* **WHAT IS ASKED**:
Copy each line below without leaving any out.

* **RECORDS**:
..............................
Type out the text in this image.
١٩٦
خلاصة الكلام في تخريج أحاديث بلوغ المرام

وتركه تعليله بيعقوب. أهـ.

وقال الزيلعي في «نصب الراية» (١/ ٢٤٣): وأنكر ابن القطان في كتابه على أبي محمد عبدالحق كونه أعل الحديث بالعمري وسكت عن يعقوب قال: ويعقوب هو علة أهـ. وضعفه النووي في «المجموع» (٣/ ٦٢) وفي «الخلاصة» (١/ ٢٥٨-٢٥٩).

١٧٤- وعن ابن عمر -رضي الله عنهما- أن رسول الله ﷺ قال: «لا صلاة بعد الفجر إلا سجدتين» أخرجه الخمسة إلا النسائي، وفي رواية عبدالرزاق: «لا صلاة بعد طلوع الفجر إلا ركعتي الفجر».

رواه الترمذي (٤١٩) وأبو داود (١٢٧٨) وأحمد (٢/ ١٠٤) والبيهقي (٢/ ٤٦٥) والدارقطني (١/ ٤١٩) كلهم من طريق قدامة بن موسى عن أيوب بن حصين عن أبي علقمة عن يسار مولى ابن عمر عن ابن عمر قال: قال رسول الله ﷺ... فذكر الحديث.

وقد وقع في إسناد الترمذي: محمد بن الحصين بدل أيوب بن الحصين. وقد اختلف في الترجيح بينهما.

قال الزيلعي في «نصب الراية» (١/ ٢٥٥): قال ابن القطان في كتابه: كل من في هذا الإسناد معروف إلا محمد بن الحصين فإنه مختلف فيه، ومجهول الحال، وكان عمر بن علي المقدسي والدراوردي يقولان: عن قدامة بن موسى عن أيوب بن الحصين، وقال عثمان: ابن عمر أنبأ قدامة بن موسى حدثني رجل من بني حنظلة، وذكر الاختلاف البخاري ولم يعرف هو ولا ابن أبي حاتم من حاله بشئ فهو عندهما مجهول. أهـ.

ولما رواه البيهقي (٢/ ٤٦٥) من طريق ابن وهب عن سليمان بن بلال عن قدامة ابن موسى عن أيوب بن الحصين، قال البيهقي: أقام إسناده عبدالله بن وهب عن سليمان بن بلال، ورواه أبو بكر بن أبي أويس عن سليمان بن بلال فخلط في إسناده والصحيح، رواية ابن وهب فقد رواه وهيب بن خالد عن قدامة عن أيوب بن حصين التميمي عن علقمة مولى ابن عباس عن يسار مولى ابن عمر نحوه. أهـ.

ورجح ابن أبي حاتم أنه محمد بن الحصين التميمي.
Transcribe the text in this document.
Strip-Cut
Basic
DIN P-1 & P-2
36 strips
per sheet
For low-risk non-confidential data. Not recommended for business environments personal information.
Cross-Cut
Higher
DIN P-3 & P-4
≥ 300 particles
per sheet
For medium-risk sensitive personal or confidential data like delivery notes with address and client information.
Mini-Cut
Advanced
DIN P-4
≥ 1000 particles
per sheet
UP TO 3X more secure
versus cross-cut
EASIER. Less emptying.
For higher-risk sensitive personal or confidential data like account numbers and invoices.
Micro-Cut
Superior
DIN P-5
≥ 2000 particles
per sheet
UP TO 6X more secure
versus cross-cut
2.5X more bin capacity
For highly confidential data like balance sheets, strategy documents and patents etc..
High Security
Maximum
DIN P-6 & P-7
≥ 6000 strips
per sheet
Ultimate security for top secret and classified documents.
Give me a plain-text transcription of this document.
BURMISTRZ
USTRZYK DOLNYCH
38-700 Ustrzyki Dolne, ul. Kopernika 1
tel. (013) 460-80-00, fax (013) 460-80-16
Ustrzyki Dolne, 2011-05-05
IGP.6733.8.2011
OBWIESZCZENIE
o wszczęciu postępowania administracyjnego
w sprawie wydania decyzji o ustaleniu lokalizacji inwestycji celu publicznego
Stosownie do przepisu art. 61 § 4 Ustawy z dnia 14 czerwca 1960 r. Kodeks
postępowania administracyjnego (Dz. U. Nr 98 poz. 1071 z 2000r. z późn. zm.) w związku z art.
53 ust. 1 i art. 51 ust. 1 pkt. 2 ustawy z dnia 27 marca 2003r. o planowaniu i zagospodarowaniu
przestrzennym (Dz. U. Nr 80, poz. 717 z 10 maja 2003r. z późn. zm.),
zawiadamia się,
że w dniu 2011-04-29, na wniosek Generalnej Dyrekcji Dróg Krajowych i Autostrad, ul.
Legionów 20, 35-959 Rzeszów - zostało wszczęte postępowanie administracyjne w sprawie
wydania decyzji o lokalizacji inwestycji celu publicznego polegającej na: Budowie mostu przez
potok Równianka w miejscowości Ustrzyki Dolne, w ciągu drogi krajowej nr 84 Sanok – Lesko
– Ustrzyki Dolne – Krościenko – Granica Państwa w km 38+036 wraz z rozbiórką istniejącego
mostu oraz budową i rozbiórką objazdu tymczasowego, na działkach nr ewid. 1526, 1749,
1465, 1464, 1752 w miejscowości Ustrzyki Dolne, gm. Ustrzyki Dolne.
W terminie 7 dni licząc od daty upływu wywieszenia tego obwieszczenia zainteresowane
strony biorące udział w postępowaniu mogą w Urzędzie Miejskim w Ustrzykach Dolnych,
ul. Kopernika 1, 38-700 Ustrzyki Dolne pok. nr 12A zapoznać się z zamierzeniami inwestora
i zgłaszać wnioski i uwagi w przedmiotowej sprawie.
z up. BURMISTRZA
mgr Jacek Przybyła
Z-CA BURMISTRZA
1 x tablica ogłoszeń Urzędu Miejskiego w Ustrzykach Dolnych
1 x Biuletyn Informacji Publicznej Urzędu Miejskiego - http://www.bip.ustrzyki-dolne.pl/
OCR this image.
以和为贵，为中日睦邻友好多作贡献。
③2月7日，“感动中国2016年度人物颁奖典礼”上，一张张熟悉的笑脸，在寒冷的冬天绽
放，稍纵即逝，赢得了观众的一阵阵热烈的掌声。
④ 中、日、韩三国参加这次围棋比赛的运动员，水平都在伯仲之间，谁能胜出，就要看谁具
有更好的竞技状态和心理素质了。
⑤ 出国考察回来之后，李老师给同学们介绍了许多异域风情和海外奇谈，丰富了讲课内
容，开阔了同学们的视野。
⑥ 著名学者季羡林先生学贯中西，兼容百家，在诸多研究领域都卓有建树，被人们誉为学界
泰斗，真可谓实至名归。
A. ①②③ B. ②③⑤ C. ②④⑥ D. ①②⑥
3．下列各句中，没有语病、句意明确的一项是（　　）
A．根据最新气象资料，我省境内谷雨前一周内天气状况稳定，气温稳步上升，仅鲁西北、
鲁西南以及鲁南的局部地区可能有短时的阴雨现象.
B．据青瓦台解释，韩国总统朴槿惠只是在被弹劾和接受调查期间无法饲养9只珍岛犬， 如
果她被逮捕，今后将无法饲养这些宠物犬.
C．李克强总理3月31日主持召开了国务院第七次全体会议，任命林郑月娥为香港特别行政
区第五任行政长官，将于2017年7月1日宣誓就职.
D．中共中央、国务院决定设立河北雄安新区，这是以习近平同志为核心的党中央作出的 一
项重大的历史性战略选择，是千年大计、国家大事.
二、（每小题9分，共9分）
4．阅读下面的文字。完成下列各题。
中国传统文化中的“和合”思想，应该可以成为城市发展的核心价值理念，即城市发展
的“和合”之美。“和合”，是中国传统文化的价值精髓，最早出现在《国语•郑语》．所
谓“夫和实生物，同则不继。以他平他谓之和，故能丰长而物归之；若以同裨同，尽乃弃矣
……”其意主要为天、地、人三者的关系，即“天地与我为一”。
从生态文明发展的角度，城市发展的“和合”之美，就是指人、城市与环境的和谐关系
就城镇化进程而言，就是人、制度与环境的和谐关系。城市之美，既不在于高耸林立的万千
..............................
* **ANSWER TO THE PROBLEM**:
Type out the text in this image.
١٩٦
خلاصة الكلام في تخريج أحاديث بلوغ المرام

وتركه تعليله بيعقوب. أهـ.

وقال الزيلعي في «نصب الراية» (١/ ٢٤٣): وأنكر ابن القطان في كتابه على أبي محمد عبدالحق كونه أعل الحديث بالعمري وسكت عن يعقوب قال: ويعقوب هو علة أهـ. وضعفه النووي في «المجموع» (٣/ ٦٢) وفي «الخلاصة» (١/ ٢٥٨-٢٥٩).

١٧٤- وعن ابن عمر -رضي الله عنهما- أن رسول الله ﷺ قال: «لا صلاة بعد الفجر إلا سجدتين» أخرجه الخمسة إلا النسائي، وفي رواية عبدالرزاق: «لا صلاة بعد طلوع الفجر إلا ركعتي الفجر».

رواه الترمذي (٤١٩) وأبو داود (١٢٧٨) وأحمد (٢/ ١٠٤) والبيهقي (٢/ ٤٦٥) والدارقطني (١/ ٤١٩) كلهم من طريق قدامة بن موسى عن أيوب بن حصين عن أبي علقمة عن يسار مولى ابن عمر عن ابن عمر قال: قال رسول الله ﷺ... فذكر الحديث.

وقد وقع في إسناد الترمذي: محمد بن الحصين بدل أيوب بن الحصين. وقد اختلف في الترجيح بينهما.

قال الزيلعي في «نصب الراية» (١/ ٢٥٥): قال ابن القطان في كتابه: كل من في هذا الإسناد معروف إلا محمد بن الحصين فإنه مختلف فيه، ومجهول الحال، وكان عمر بن علي المقدسي والدراوردي يقولان: عن قدامة بن موسى عن أيوب بن الحصين، وقال عثمان: ابن عمر أنبأ قدامة بن موسى حدثني رجل من بني حنظلة، وذكر الاختلاف البخاري ولم يعرف هو ولا ابن أبي حاتم من حاله بشئ فهو عندهما مجهول. أهـ.

ولما رواه البيهقي (٢/ ٤٦٥) من طريق ابن وهب عن سليمان بن بلال عن قدامة ابن موسى عن أيوب بن الحصين، قال البيهقي: أقام إسناده عبدالله بن وهب عن سليمان بن بلال، ورواه أبو بكر بن أبي أويس عن سليمان بن بلال فخلط في إسناده والصحيح، رواية ابن وهب فقد رواه وهيب بن خالد عن قدامة عن أيوب بن حصين التميمي عن علقمة مولى ابن عباس عن يسار مولى ابن عمر نحوه. أهـ.

ورجح ابن أبي حاتم أنه محمد بن الحصين التميمي.
Transcribe the text in this document.
Strip-Cut
Basic
DIN P-1 & P-2
36 strips
per sheet
For low-risk non-confidential data. Not recommended for business environments personal information.
Cross-Cut
Higher
DIN P-3 & P-4
≥ 300 particles
per sheet
For medium-risk sensitive personal or confidential data like delivery notes with address and client information.
Mini-Cut
Advanced
DIN P-4
≥ 1000 particles
per sheet
UP TO 3X more secure
versus cross-cut
EASIER. Less emptying.
For higher-risk sensitive personal or confidential data like account numbers and invoices.
Micro-Cut
Superior
DIN P-5
≥ 2000 particles
per sheet
UP TO 6X more secure
versus cross-cut
2.5X more bin capacity
For highly confidential data like balance sheets, strategy documents and patents etc..
High Security
Maximum
DIN P-6 & P-7
≥ 6000 strips
per sheet
Ultimate security for top secret and classified documents.
Give me a plain-text transcription of this document.
BURMISTRZ
USTRZYK DOLNYCH
38-700 Ustrzyki Dolne, ul. Kopernika 1
tel. (013) 460-80-00, fax (013) 460-80-16
Ustrzyki Dolne, 2011-05-05
IGP.6733.8.2011
OBWIESZCZENIE
o wszczęciu postępowania administracyjnego
w sprawie wydania decyzji o ustaleniu lokalizacji inwestycji celu publicznego
Stosownie do przepisu art. 61 § 4 Ustawy z dnia 14 czerwca 1960 r. Kodeks
postępowania administracyjnego (Dz. U. Nr 98 poz. 1071 z 2000r. z późn. zm.) w związku z art.
53 ust. 1 i art. 51 ust. 1 pkt. 2 ustawy z dnia 27 marca 2003r. o planowaniu i zagospodarowaniu
przestrzennym (Dz. U. Nr 80, poz. 717 z 10 maja 2003r. z późn. zm.),
zawiadamia się,
że w dniu 2011-04-29, na wniosek Generalnej Dyrekcji Dróg Krajowych i Autostrad, ul.
Legionów 20, 35-959 Rzeszów - zostało wszczęte postępowanie administracyjne w sprawie
wydania decyzji o lokalizacji inwestycji celu publicznego polegającej na: Budowie mostu przez
potok Równianka w miejscowości Ustrzyki Dolne, w ciągu drogi krajowej nr 84 Sanok – Lesko
– Ustrzyki Dolne – Krościenko – Granica Państwa w km 38+036 wraz z rozbiórką istniejącego
mostu oraz budową i rozbiórką objazdu tymczasowego, na działkach nr ewid. 1526, 1749,
1465, 1464, 1752 w miejscowości Ustrzyki Dolne, gm. Ustrzyki Dolne.
W terminie 7 dni licząc od daty upływu wywieszenia tego obwieszczenia zainteresowane
strony biorące udział w postępowaniu mogą w Urzędzie Miejskim w Ustrzykach Dolnych,
ul. Kopernika 1, 38-700 Ustrzyki Dolne pok. nr 12A zapoznać się z zamierzeniami inwestora
i zgłaszać wnioski i uwagi w przedmiotowej sprawie.
z up. BURMISTRZA
mgr Jacek Przybyła
Z-CA BURMISTRZA
1 x tablica ogłoszeń Urzędu Miejskiego w Ustrzykach Dolnych
1 x Biuletyn Informacji Publicznej Urzędu Miejskiego - http://www.bip.ustrzyki-dolne.pl/
OCR this image.
以和为贵，为中日睦邻友好多作贡献。
③2月7日，“感动中国2016年度人物颁奖典礼”上，一张张熟悉的笑脸，在寒冷的冬天绽
放，稍纵即逝，赢得了观众的一阵阵热烈的掌声。
④ 中、日、韩三国参加这次围棋比赛的运动员，水平都在伯仲之间，谁能胜出，就要看谁具
有更好的竞技状态和心理素质了。
⑤ 出国考察回来之后，李老师给同学们介绍了许多异域风情和海外奇谈，丰富了讲课内
容，开阔了同学们的视野。
⑥ 著名学者季羡林先生学贯中西，兼容百家，在诸多研究领域都卓有建树，被人们誉为学界
泰斗，真可谓实至名归。
A. ①②③ B. ②③⑤ C. ②④⑥ D. ①②⑥
3．下列各句中，没有语病、句意明确的一项是（　　）
A．根据最新气象资料，我省境内谷雨前一周内天气状况稳定，气温稳步上升，仅鲁西北、
鲁西南以及鲁南的局部地区可能有短时的阴雨现象.
B．据青瓦台解释，韩国总统朴槿惠只是在被弹劾和接受调查期间无法饲养9只珍岛犬， 如
果她被逮捕，今后将无法饲养这些宠物犬.
C．李克强总理3月31日主持召开了国务院第七次全体会议，任命林郑月娥为香港特别行政
区第五任行政长官，将于2017年7月1日宣誓就职.
D．中共中央、国务院决定设立河北雄安新区，这是以习近平同志为核心的党中央作出的 一
项重大的历史性战略选择，是千年大计、国家大事.
二、（每小题9分，共9分）
4．阅读下面的文字。完成下列各题。
中国传统文化中的“和合”思想，应该可以成为城市发展的核心价值理念，即城市发展
的“和合”之美。“和合”，是中国传统文化的价值精髓，最早出现在《国语•郑语》．所
谓“夫和实生物，同则不继。以他平他谓之和，故能丰长而物归之；若以同裨同，尽乃弃矣
……”其意主要为天、地、人三者的关系，即“天地与我为一”。
从生态文明发展的角度，城市发展的“和合”之美，就是指人、城市与环境的和谐关系
就城镇化进程而言，就是人、制度与环境的和谐关系。城市之美，既不在于高耸林立的万千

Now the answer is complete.